Directions for this task » Print all entries precisely as they are written.

Dataset content »
· · · · ·

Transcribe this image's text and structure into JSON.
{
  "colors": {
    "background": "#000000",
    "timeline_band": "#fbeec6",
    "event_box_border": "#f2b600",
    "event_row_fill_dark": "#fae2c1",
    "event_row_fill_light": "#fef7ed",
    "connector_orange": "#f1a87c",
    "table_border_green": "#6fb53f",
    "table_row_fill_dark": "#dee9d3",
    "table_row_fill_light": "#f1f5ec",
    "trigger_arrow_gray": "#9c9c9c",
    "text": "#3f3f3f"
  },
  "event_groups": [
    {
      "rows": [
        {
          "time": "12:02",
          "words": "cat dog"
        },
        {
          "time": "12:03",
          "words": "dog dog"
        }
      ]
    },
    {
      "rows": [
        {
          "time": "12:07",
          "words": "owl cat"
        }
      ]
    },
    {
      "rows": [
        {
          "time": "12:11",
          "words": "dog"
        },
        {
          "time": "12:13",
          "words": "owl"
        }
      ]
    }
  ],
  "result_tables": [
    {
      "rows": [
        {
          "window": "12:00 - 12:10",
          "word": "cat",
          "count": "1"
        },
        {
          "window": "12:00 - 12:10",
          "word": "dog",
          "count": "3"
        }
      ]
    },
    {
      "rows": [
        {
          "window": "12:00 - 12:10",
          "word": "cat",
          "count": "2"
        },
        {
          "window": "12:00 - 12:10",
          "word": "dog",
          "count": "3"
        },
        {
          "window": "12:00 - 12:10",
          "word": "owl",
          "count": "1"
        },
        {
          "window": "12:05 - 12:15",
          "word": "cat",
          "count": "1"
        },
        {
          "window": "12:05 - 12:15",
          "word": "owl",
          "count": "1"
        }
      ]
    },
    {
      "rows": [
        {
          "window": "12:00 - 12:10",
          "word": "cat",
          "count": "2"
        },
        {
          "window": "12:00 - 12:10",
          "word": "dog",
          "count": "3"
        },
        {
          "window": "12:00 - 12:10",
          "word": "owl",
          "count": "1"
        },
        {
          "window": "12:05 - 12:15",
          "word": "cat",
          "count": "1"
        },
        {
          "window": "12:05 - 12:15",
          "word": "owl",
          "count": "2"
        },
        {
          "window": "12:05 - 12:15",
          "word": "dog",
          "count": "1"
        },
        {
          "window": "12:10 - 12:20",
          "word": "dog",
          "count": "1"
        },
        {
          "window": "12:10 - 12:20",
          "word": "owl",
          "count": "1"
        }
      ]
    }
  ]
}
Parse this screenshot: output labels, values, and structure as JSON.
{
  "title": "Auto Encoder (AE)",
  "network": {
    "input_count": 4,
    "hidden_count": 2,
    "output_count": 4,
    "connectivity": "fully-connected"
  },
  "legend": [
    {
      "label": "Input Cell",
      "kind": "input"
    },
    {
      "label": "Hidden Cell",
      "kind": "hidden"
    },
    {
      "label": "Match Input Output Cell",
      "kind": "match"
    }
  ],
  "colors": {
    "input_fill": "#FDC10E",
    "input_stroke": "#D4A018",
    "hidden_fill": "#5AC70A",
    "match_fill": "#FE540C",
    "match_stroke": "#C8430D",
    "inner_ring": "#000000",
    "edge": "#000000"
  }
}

· · · · ·

Written answer »
Transcribe this image's text and structure into JSON.
{
  "colors": {
    "background": "#000000",
    "timeline_band": "#fbeec6",
    "event_box_border": "#f2b600",
    "event_row_fill_dark": "#fae2c1",
    "event_row_fill_light": "#fef7ed",
    "connector_orange": "#f1a87c",
    "table_border_green": "#6fb53f",
    "table_row_fill_dark": "#dee9d3",
    "table_row_fill_light": "#f1f5ec",
    "trigger_arrow_gray": "#9c9c9c",
    "text": "#3f3f3f"
  },
  "event_groups": [
    {
      "rows": [
        {
          "time": "12:02",
          "words": "cat dog"
        },
        {
          "time": "12:03",
          "words": "dog dog"
        }
      ]
    },
    {
      "rows": [
        {
          "time": "12:07",
          "words": "owl cat"
        }
      ]
    },
    {
      "rows": [
        {
          "time": "12:11",
          "words": "dog"
        },
        {
          "time": "12:13",
          "words": "owl"
        }
      ]
    }
  ],
  "result_tables": [
    {
      "rows": [
        {
          "window": "12:00 - 12:10",
          "word": "cat",
          "count": "1"
        },
        {
          "window": "12:00 - 12:10",
          "word": "dog",
          "count": "3"
        }
      ]
    },
    {
      "rows": [
        {
          "window": "12:00 - 12:10",
          "word": "cat",
          "count": "2"
        },
        {
          "window": "12:00 - 12:10",
          "word": "dog",
          "count": "3"
        },
        {
          "window": "12:00 - 12:10",
          "word": "owl",
          "count": "1"
        },
        {
          "window": "12:05 - 12:15",
          "word": "cat",
          "count": "1"
        },
        {
          "window": "12:05 - 12:15",
          "word": "owl",
          "count": "1"
        }
      ]
    },
    {
      "rows": [
        {
          "window": "12:00 - 12:10",
          "word": "cat",
          "count": "2"
        },
        {
          "window": "12:00 - 12:10",
          "word": "dog",
          "count": "3"
        },
        {
          "window": "12:00 - 12:10",
          "word": "owl",
          "count": "1"
        },
        {
          "window": "12:05 - 12:15",
          "word": "cat",
          "count": "1"
        },
        {
          "window": "12:05 - 12:15",
          "word": "owl",
          "count": "2"
        },
        {
          "window": "12:05 - 12:15",
          "word": "dog",
          "count": "1"
        },
        {
          "window": "12:10 - 12:20",
          "word": "dog",
          "count": "1"
        },
        {
          "window": "12:10 - 12:20",
          "word": "owl",
          "count": "1"
        }
      ]
    }
  ]
}
Parse this screenshot: output labels, values, and structure as JSON.
{
  "title": "Auto Encoder (AE)",
  "network": {
    "input_count": 4,
    "hidden_count": 2,
    "output_count": 4,
    "connectivity": "fully-connected"
  },
  "legend": [
    {
      "label": "Input Cell",
      "kind": "input"
    },
    {
      "label": "Hidden Cell",
      "kind": "hidden"
    },
    {
      "label": "Match Input Output Cell",
      "kind": "match"
    }
  ],
  "colors": {
    "input_fill": "#FDC10E",
    "input_stroke": "#D4A018",
    "hidden_fill": "#5AC70A",
    "match_fill": "#FE540C",
    "match_stroke": "#C8430D",
    "inner_ring": "#000000",
    "edge": "#000000"
  }
}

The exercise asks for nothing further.